====== Given records

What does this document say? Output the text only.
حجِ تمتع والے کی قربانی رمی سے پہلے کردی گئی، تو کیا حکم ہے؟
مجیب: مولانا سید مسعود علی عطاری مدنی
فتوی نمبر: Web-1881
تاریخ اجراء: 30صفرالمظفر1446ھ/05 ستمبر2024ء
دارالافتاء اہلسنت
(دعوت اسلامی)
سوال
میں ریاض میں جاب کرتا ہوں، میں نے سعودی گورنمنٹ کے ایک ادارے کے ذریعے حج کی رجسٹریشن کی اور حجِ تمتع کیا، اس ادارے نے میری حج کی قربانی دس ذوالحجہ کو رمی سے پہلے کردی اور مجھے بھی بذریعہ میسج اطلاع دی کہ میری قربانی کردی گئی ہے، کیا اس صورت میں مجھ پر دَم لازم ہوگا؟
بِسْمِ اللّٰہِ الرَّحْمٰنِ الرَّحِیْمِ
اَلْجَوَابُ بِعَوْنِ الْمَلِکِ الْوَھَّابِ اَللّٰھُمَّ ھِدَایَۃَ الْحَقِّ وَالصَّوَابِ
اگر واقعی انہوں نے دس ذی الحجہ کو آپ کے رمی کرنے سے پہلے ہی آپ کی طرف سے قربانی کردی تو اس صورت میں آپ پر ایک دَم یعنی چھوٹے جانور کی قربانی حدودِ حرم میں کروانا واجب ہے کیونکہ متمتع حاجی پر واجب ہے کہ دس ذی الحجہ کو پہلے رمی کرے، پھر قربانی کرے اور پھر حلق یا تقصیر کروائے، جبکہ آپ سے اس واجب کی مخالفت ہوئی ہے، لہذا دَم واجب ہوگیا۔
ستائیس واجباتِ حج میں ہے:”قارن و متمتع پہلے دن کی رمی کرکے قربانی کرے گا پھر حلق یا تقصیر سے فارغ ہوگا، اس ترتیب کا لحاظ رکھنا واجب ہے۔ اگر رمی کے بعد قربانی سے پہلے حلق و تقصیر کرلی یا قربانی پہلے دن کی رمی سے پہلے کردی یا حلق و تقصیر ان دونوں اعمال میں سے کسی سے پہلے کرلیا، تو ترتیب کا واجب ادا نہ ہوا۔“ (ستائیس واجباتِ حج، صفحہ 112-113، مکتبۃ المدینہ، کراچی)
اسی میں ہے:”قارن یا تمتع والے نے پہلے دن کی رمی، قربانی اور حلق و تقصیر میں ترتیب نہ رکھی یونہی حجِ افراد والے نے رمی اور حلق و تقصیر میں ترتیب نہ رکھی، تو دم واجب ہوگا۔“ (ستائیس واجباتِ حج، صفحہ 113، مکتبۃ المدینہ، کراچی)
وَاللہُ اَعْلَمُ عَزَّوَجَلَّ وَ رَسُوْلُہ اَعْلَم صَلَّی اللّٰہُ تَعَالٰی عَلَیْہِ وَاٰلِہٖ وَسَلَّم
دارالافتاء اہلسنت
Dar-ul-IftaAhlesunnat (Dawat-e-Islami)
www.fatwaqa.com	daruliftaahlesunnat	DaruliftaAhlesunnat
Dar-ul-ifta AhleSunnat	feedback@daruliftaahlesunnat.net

============

Work to complete: Quote every line of the data, word for word.

Response below:
What does this document say? Output the text only.
حجِ تمتع والے کی قربانی رمی سے پہلے کردی گئی، تو کیا حکم ہے؟
مجیب: مولانا سید مسعود علی عطاری مدنی
فتوی نمبر: Web-1881
تاریخ اجراء: 30صفرالمظفر1446ھ/05 ستمبر2024ء
دارالافتاء اہلسنت
(دعوت اسلامی)
سوال
میں ریاض میں جاب کرتا ہوں، میں نے سعودی گورنمنٹ کے ایک ادارے کے ذریعے حج کی رجسٹریشن کی اور حجِ تمتع کیا، اس ادارے نے میری حج کی قربانی دس ذوالحجہ کو رمی سے پہلے کردی اور مجھے بھی بذریعہ میسج اطلاع دی کہ میری قربانی کردی گئی ہے، کیا اس صورت میں مجھ پر دَم لازم ہوگا؟
بِسْمِ اللّٰہِ الرَّحْمٰنِ الرَّحِیْمِ
اَلْجَوَابُ بِعَوْنِ الْمَلِکِ الْوَھَّابِ اَللّٰھُمَّ ھِدَایَۃَ الْحَقِّ وَالصَّوَابِ
اگر واقعی انہوں نے دس ذی الحجہ کو آپ کے رمی کرنے سے پہلے ہی آپ کی طرف سے قربانی کردی تو اس صورت میں آپ پر ایک دَم یعنی چھوٹے جانور کی قربانی حدودِ حرم میں کروانا واجب ہے کیونکہ متمتع حاجی پر واجب ہے کہ دس ذی الحجہ کو پہلے رمی کرے، پھر قربانی کرے اور پھر حلق یا تقصیر کروائے، جبکہ آپ سے اس واجب کی مخالفت ہوئی ہے، لہذا دَم واجب ہوگیا۔
ستائیس واجباتِ حج میں ہے:”قارن و متمتع پہلے دن کی رمی کرکے قربانی کرے گا پھر حلق یا تقصیر سے فارغ ہوگا، اس ترتیب کا لحاظ رکھنا واجب ہے۔ اگر رمی کے بعد قربانی سے پہلے حلق و تقصیر کرلی یا قربانی پہلے دن کی رمی سے پہلے کردی یا حلق و تقصیر ان دونوں اعمال میں سے کسی سے پہلے کرلیا، تو ترتیب کا واجب ادا نہ ہوا۔“ (ستائیس واجباتِ حج، صفحہ 112-113، مکتبۃ المدینہ، کراچی)
اسی میں ہے:”قارن یا تمتع والے نے پہلے دن کی رمی، قربانی اور حلق و تقصیر میں ترتیب نہ رکھی یونہی حجِ افراد والے نے رمی اور حلق و تقصیر میں ترتیب نہ رکھی، تو دم واجب ہوگا۔“ (ستائیس واجباتِ حج، صفحہ 113، مکتبۃ المدینہ، کراچی)
وَاللہُ اَعْلَمُ عَزَّوَجَلَّ وَ رَسُوْلُہ اَعْلَم صَلَّی اللّٰہُ تَعَالٰی عَلَیْہِ وَاٰلِہٖ وَسَلَّم
دارالافتاء اہلسنت
Dar-ul-IftaAhlesunnat (Dawat-e-Islami)
www.fatwaqa.com	daruliftaahlesunnat	DaruliftaAhlesunnat
Dar-ul-ifta AhleSunnat	feedback@daruliftaahlesunnat.net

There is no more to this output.